WHAT IS BEING ASKED:
Reproduce the records exactly.
[START]
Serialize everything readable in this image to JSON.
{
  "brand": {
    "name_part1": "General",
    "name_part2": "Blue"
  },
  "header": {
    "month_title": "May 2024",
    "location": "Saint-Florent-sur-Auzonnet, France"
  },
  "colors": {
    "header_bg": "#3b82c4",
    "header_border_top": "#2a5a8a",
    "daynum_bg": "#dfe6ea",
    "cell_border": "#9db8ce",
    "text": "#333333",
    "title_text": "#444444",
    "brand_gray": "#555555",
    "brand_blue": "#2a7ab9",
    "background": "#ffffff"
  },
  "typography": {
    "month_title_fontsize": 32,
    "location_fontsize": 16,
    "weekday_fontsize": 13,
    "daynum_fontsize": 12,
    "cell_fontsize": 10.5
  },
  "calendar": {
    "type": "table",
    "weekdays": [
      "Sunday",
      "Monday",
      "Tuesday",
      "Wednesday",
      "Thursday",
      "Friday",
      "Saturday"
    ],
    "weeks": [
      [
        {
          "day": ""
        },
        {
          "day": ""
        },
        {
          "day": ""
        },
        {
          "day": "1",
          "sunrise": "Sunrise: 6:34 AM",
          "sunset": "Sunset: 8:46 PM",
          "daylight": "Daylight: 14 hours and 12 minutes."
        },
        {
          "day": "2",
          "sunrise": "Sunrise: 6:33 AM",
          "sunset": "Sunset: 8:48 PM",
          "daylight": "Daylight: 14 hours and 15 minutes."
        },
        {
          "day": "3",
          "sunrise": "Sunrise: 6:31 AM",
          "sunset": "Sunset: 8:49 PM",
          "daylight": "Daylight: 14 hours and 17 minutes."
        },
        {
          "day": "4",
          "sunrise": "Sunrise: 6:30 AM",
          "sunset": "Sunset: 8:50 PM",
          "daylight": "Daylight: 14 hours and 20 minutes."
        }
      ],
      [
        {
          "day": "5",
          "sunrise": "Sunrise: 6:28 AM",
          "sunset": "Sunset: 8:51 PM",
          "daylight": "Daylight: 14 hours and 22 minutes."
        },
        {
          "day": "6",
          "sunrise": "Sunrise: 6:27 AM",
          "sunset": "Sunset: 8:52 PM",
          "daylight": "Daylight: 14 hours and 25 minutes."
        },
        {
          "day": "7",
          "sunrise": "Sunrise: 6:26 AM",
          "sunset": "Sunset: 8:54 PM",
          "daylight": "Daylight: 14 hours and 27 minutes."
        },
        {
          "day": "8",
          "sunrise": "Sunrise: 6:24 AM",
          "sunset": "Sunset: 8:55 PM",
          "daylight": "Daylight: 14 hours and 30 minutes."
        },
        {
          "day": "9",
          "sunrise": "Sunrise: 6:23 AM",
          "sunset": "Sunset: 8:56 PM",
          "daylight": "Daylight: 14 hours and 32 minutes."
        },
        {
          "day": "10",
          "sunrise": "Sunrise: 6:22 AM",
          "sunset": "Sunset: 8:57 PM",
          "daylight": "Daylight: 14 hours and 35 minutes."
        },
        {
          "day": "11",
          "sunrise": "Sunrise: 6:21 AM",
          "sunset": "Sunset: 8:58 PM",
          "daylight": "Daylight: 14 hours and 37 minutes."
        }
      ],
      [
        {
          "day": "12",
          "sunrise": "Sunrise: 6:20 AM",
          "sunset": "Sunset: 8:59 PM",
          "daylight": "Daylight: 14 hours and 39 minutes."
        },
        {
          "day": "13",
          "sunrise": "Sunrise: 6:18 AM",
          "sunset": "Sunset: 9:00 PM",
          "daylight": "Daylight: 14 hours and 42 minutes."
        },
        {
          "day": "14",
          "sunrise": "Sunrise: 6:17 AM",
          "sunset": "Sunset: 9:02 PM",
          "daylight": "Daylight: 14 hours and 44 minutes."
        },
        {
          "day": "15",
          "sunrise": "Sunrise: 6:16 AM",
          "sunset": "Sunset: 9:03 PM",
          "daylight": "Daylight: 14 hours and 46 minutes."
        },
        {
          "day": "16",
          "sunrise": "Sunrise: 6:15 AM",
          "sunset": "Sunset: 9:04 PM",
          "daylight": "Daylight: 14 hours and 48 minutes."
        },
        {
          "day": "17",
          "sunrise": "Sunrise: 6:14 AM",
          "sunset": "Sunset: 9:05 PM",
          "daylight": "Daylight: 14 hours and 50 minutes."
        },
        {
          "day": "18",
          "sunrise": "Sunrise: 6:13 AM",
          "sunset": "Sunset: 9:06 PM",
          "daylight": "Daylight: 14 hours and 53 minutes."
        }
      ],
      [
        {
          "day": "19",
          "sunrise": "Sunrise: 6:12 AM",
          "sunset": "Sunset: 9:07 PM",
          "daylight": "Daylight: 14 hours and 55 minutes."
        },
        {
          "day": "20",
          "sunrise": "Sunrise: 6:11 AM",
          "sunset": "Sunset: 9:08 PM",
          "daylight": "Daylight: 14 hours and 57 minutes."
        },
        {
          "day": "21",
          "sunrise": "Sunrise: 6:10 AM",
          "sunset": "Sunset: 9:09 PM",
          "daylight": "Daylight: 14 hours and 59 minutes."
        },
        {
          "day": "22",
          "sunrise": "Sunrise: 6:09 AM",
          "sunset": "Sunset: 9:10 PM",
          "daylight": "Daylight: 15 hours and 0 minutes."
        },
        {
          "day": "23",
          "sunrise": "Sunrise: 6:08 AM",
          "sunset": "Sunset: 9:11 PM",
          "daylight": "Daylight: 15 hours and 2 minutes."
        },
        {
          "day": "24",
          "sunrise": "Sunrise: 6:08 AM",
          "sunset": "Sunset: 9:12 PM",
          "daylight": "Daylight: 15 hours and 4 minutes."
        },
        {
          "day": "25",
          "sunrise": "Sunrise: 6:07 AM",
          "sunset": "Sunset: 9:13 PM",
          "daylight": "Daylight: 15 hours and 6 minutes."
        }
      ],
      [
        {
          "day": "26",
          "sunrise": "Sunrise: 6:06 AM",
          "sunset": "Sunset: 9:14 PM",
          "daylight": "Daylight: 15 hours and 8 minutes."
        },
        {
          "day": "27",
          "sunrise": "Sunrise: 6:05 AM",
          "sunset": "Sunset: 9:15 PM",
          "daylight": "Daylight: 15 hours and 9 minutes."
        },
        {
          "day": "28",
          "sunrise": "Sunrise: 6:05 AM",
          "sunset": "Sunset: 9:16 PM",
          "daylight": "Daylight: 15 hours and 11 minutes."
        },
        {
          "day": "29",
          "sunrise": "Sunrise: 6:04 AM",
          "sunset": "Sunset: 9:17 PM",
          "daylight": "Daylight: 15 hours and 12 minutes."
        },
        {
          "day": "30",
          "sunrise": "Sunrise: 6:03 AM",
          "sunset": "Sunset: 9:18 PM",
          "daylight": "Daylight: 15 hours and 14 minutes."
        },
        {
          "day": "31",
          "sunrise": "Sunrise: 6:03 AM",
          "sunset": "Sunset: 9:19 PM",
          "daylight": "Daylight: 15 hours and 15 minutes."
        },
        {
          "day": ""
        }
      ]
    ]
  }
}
[END]
REPLY TO THE TASK:
Serialize everything readable in this image to JSON.
{
  "brand": {
    "name_part1": "General",
    "name_part2": "Blue"
  },
  "header": {
    "month_title": "May 2024",
    "location": "Saint-Florent-sur-Auzonnet, France"
  },
  "colors": {
    "header_bg": "#3b82c4",
    "header_border_top": "#2a5a8a",
    "daynum_bg": "#dfe6ea",
    "cell_border": "#9db8ce",
    "text": "#333333",
    "title_text": "#444444",
    "brand_gray": "#555555",
    "brand_blue": "#2a7ab9",
    "background": "#ffffff"
  },
  "typography": {
    "month_title_fontsize": 32,
    "location_fontsize": 16,
    "weekday_fontsize": 13,
    "daynum_fontsize": 12,
    "cell_fontsize": 10.5
  },
  "calendar": {
    "type": "table",
    "weekdays": [
      "Sunday",
      "Monday",
      "Tuesday",
      "Wednesday",
      "Thursday",
      "Friday",
      "Saturday"
    ],
    "weeks": [
      [
        {
          "day": ""
        },
        {
          "day": ""
        },
        {
          "day": ""
        },
        {
          "day": "1",
          "sunrise": "Sunrise: 6:34 AM",
          "sunset": "Sunset: 8:46 PM",
          "daylight": "Daylight: 14 hours and 12 minutes."
        },
        {
          "day": "2",
          "sunrise": "Sunrise: 6:33 AM",
          "sunset": "Sunset: 8:48 PM",
          "daylight": "Daylight: 14 hours and 15 minutes."
        },
        {
          "day": "3",
          "sunrise": "Sunrise: 6:31 AM",
          "sunset": "Sunset: 8:49 PM",
          "daylight": "Daylight: 14 hours and 17 minutes."
        },
        {
          "day": "4",
          "sunrise": "Sunrise: 6:30 AM",
          "sunset": "Sunset: 8:50 PM",
          "daylight": "Daylight: 14 hours and 20 minutes."
        }
      ],
      [
        {
          "day": "5",
          "sunrise": "Sunrise: 6:28 AM",
          "sunset": "Sunset: 8:51 PM",
          "daylight": "Daylight: 14 hours and 22 minutes."
        },
        {
          "day": "6",
          "sunrise": "Sunrise: 6:27 AM",
          "sunset": "Sunset: 8:52 PM",
          "daylight": "Daylight: 14 hours and 25 minutes."
        },
        {
          "day": "7",
          "sunrise": "Sunrise: 6:26 AM",
          "sunset": "Sunset: 8:54 PM",
          "daylight": "Daylight: 14 hours and 27 minutes."
        },
        {
          "day": "8",
          "sunrise": "Sunrise: 6:24 AM",
          "sunset": "Sunset: 8:55 PM",
          "daylight": "Daylight: 14 hours and 30 minutes."
        },
        {
          "day": "9",
          "sunrise": "Sunrise: 6:23 AM",
          "sunset": "Sunset: 8:56 PM",
          "daylight": "Daylight: 14 hours and 32 minutes."
        },
        {
          "day": "10",
          "sunrise": "Sunrise: 6:22 AM",
          "sunset": "Sunset: 8:57 PM",
          "daylight": "Daylight: 14 hours and 35 minutes."
        },
        {
          "day": "11",
          "sunrise": "Sunrise: 6:21 AM",
          "sunset": "Sunset: 8:58 PM",
          "daylight": "Daylight: 14 hours and 37 minutes."
        }
      ],
      [
        {
          "day": "12",
          "sunrise": "Sunrise: 6:20 AM",
          "sunset": "Sunset: 8:59 PM",
          "daylight": "Daylight: 14 hours and 39 minutes."
        },
        {
          "day": "13",
          "sunrise": "Sunrise: 6:18 AM",
          "sunset": "Sunset: 9:00 PM",
          "daylight": "Daylight: 14 hours and 42 minutes."
        },
        {
          "day": "14",
          "sunrise": "Sunrise: 6:17 AM",
          "sunset": "Sunset: 9:02 PM",
          "daylight": "Daylight: 14 hours and 44 minutes."
        },
        {
          "day": "15",
          "sunrise": "Sunrise: 6:16 AM",
          "sunset": "Sunset: 9:03 PM",
          "daylight": "Daylight: 14 hours and 46 minutes."
        },
        {
          "day": "16",
          "sunrise": "Sunrise: 6:15 AM",
          "sunset": "Sunset: 9:04 PM",
          "daylight": "Daylight: 14 hours and 48 minutes."
        },
        {
          "day": "17",
          "sunrise": "Sunrise: 6:14 AM",
          "sunset": "Sunset: 9:05 PM",
          "daylight": "Daylight: 14 hours and 50 minutes."
        },
        {
          "day": "18",
          "sunrise": "Sunrise: 6:13 AM",
          "sunset": "Sunset: 9:06 PM",
          "daylight": "Daylight: 14 hours and 53 minutes."
        }
      ],
      [
        {
          "day": "19",
          "sunrise": "Sunrise: 6:12 AM",
          "sunset": "Sunset: 9:07 PM",
          "daylight": "Daylight: 14 hours and 55 minutes."
        },
        {
          "day": "20",
          "sunrise": "Sunrise: 6:11 AM",
          "sunset": "Sunset: 9:08 PM",
          "daylight": "Daylight: 14 hours and 57 minutes."
        },
        {
          "day": "21",
          "sunrise": "Sunrise: 6:10 AM",
          "sunset": "Sunset: 9:09 PM",
          "daylight": "Daylight: 14 hours and 59 minutes."
        },
        {
          "day": "22",
          "sunrise": "Sunrise: 6:09 AM",
          "sunset": "Sunset: 9:10 PM",
          "daylight": "Daylight: 15 hours and 0 minutes."
        },
        {
          "day": "23",
          "sunrise": "Sunrise: 6:08 AM",
          "sunset": "Sunset: 9:11 PM",
          "daylight": "Daylight: 15 hours and 2 minutes."
        },
        {
          "day": "24",
          "sunrise": "Sunrise: 6:08 AM",
          "sunset": "Sunset: 9:12 PM",
          "daylight": "Daylight: 15 hours and 4 minutes."
        },
        {
          "day": "25",
          "sunrise": "Sunrise: 6:07 AM",
          "sunset": "Sunset: 9:13 PM",
          "daylight": "Daylight: 15 hours and 6 minutes."
        }
      ],
      [
        {
          "day": "26",
          "sunrise": "Sunrise: 6:06 AM",
          "sunset": "Sunset: 9:14 PM",
          "daylight": "Daylight: 15 hours and 8 minutes."
        },
        {
          "day": "27",
          "sunrise": "Sunrise: 6:05 AM",
          "sunset": "Sunset: 9:15 PM",
          "daylight": "Daylight: 15 hours and 9 minutes."
        },
        {
          "day": "28",
          "sunrise": "Sunrise: 6:05 AM",
          "sunset": "Sunset: 9:16 PM",
          "daylight": "Daylight: 15 hours and 11 minutes."
        },
        {
          "day": "29",
          "sunrise": "Sunrise: 6:04 AM",
          "sunset": "Sunset: 9:17 PM",
          "daylight": "Daylight: 15 hours and 12 minutes."
        },
        {
          "day": "30",
          "sunrise": "Sunrise: 6:03 AM",
          "sunset": "Sunset: 9:18 PM",
          "daylight": "Daylight: 15 hours and 14 minutes."
        },
        {
          "day": "31",
          "sunrise": "Sunrise: 6:03 AM",
          "sunset": "Sunset: 9:19 PM",
          "daylight": "Daylight: 15 hours and 15 minutes."
        },
        {
          "day": ""
        }
      ]
    ]
  }
}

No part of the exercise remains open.